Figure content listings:
==========

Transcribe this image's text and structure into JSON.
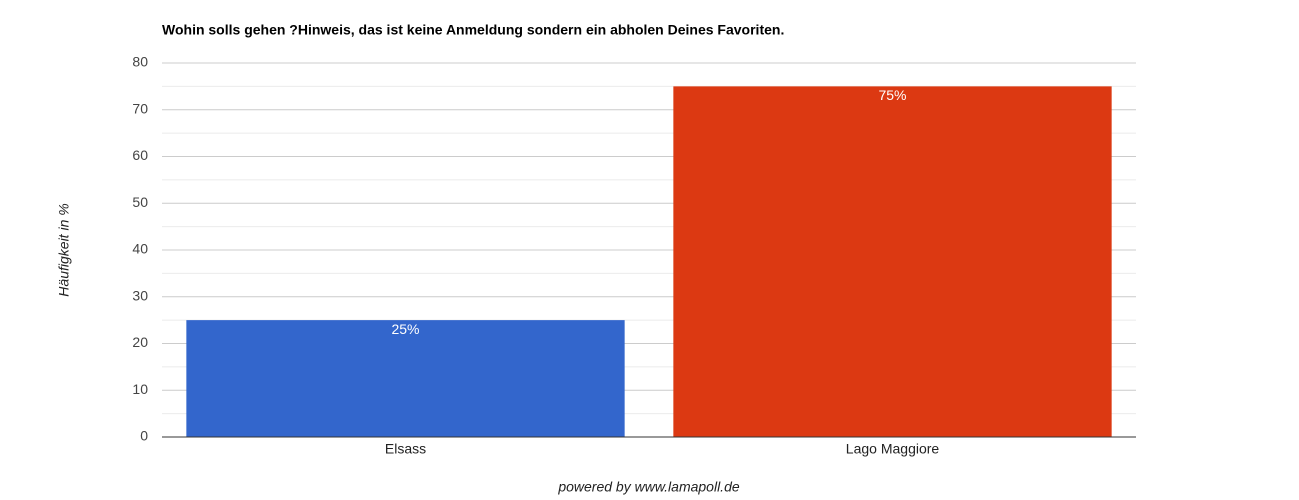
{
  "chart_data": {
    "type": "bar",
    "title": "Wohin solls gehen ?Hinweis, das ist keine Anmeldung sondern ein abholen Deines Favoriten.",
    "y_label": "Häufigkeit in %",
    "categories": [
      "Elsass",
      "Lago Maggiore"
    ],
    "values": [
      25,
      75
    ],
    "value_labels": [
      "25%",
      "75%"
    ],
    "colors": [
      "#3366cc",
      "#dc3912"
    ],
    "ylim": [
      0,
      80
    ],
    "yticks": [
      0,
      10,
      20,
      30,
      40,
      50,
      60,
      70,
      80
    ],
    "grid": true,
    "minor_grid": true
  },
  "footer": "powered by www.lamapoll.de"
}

==========

Given instruction → Quote the data above in full, leaving out the pictures it holds.

Exercise output →
Transcribe this image's text and structure into JSON.
{
  "chart_data": {
    "type": "bar",
    "title": "Wohin solls gehen ?Hinweis, das ist keine Anmeldung sondern ein abholen Deines Favoriten.",
    "y_label": "Häufigkeit in %",
    "categories": [
      "Elsass",
      "Lago Maggiore"
    ],
    "values": [
      25,
      75
    ],
    "value_labels": [
      "25%",
      "75%"
    ],
    "colors": [
      "#3366cc",
      "#dc3912"
    ],
    "ylim": [
      0,
      80
    ],
    "yticks": [
      0,
      10,
      20,
      30,
      40,
      50,
      60,
      70,
      80
    ],
    "grid": true,
    "minor_grid": true
  },
  "footer": "powered by www.lamapoll.de"
}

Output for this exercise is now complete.